→ Selected extract
Great stuff, keep up the good work!

I'm having flashbacks to 2013 where JS was used to enhance the experience, not build it.

The golden age of web app development was 2012-2013.

The state of the art in the browser was jQuery and ES5. CoffeeScript was mature and stable. The Express framework and Node.js 0.8 were perfect for server-side JavaScript.

It was blazing fast, unopinionated, and minimal. It's too bad it didn't last.

The reason it didn’t last is because of blog-driven development. How does Udemy make money if everyone is using Rails with CoffeeScript and JQuery? How does Medium drive new articles and new authors? They can’t. So new authors have to drive new trends, which their audience grabs onto and forces into the mainstream.

Recently I had a discussion on here about React vs PHP. The conclusion seemed to be that PHP died for no reason and on second thought it’s more popular now than it’s ever been. That might be a mainstream opinion today but five years ago? How dare you speak against the React/Node hegemony.

Hopefully people come around to the idea that newer is not always better and older tech is sometimes only considered outdated because the trendy blogs don’t talk about those languages/frameworks anymore. JavaScript everywhere isn’t the answer and server side languages/frameworks are often better.

Phoenix LiveView might not win but it’s certainly going to define what the web looks like over the next few years.

[Extracted data entries]
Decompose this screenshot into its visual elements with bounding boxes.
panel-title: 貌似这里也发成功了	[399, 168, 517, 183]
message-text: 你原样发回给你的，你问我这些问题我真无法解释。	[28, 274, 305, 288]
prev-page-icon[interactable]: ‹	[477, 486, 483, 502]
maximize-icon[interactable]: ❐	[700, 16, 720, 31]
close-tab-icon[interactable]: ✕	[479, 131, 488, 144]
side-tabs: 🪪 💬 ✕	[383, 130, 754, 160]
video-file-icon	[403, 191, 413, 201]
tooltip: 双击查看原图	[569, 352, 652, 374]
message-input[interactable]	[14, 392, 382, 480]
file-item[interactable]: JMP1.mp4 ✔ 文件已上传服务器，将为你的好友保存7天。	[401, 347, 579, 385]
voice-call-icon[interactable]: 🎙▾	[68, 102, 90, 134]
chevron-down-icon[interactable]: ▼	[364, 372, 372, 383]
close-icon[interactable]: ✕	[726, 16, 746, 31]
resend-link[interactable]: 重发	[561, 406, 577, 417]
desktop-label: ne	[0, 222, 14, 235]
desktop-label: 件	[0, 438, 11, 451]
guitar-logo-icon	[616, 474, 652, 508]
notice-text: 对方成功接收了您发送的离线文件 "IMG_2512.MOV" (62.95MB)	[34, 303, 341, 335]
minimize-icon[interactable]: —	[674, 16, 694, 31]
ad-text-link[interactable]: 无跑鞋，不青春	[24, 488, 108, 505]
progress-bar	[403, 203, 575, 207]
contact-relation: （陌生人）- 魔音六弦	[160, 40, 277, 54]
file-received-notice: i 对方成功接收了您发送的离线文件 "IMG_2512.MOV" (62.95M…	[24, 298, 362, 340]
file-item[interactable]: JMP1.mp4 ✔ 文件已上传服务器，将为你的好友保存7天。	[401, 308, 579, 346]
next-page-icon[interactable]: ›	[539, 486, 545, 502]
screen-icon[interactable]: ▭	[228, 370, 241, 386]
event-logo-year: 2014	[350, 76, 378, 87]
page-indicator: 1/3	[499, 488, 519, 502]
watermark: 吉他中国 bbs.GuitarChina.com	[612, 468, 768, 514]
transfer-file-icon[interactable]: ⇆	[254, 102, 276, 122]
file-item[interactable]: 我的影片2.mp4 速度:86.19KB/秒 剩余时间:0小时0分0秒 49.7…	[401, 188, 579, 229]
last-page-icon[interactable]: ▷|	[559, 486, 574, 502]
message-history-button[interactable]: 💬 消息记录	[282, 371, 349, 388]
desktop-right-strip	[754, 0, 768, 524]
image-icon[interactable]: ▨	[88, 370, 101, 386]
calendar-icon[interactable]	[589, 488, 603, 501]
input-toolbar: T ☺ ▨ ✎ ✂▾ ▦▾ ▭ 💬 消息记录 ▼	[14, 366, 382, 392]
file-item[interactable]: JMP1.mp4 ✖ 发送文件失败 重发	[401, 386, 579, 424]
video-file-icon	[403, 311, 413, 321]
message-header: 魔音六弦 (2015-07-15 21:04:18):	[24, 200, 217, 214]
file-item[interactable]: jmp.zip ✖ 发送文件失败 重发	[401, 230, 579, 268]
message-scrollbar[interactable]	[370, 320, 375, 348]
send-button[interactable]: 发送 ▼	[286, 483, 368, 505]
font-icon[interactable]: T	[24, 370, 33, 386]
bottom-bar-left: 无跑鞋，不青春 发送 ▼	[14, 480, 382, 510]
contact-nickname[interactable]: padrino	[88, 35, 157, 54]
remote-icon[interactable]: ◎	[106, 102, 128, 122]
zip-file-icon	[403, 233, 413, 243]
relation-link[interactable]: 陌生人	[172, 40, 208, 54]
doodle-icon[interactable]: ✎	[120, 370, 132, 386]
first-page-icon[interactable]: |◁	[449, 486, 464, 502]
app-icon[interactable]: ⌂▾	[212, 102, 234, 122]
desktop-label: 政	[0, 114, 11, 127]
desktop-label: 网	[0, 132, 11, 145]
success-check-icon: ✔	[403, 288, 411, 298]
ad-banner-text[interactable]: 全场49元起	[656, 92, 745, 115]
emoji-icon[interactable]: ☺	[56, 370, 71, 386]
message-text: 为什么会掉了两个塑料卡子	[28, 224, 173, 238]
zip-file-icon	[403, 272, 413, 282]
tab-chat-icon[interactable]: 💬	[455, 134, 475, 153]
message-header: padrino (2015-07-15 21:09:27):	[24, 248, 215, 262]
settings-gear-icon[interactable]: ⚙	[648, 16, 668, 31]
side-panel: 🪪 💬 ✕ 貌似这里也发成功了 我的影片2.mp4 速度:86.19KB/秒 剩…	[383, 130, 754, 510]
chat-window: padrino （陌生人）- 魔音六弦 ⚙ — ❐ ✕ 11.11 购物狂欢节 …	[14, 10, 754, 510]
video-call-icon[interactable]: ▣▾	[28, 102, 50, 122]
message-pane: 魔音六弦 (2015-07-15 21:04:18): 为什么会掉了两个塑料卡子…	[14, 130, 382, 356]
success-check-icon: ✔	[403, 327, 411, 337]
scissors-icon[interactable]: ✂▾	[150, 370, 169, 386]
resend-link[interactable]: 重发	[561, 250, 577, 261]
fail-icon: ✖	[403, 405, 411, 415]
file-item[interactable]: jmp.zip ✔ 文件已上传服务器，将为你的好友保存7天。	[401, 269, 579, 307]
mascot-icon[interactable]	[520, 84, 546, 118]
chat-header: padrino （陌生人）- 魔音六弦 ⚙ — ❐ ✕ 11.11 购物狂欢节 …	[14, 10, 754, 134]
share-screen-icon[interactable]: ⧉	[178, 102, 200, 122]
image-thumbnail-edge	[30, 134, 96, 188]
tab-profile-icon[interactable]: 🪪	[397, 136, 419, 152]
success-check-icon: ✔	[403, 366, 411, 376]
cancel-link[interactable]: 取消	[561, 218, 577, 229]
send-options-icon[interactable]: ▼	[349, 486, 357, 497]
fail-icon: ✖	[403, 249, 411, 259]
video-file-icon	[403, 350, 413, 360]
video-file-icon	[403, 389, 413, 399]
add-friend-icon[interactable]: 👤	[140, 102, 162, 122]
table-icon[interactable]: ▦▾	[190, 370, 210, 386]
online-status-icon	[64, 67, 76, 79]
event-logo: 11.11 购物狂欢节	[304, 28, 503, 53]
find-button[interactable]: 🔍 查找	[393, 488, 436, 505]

→ Task instructions
1. In the web development comments, which years are called the golden age of web app development?
2. Please sum up the web development comments in two sentences.
3. Carry on the web development comments from where they stop.

→ Answers for each item
1. 2012-2013.

2. The comments look back on 2012-2013, when jQuery, ES5, CoffeeScript, Express and Node.js 0.8 were the state of the art, as a golden age of web app development that was fast, unopinionated and minimal. They blame its end on blog-driven development and hope people accept that newer is not always better and that server-side languages and frameworks are often better than JavaScript everywhere.

3.
Do you really believe there's some conspiracy between Udemy, Medium and the like to drive JS development such that they could get more engagement? It seems that's a reversal of cause and effect, people like to make new stuff which Udemy and Medium were then able to capitalize on, nothing more.

I believe the author is theorising a phenomenon not a conspiracy.

As ptcampbell stated, I do not believe there is any collusion. It's just natural... people will get tired of reading about the same thing and stop visiting your site. So you hype up something else and see a ton of new visitors. After a while people get tired of reading about that so you come up with something new to write about which drives more hits. Eventually a pattern becomes clear, you either need to constantly write about new things or your site will be forgotten.

The changes are not being driven by any need for a new language or framework, just the hype cycle of technology. And when your business depends on that hype cycle, it is in your best interest to keep that spinning as fast as possible. No collusion or conspiracy needed.

And it was an absolute fucking nightmare to maintain and work on. You either never did serious front end dev at the time or you just have an extreme case of rose tinted glasses.

Compared to now?! Or you mean it was already terrible by then, bring back HTML, CSS, and Flash?

I agree with GP, that stack described above was a fucking nightmare.

Typescript and react are a joy to work with. I miss them every day I do only python, which has been my bread and butter for 16 years.

The framework landscape for SSR is not as good but it's getting there definitely. Nextjs is promising nowadays.

> The golden age of web app development was 2012-2013.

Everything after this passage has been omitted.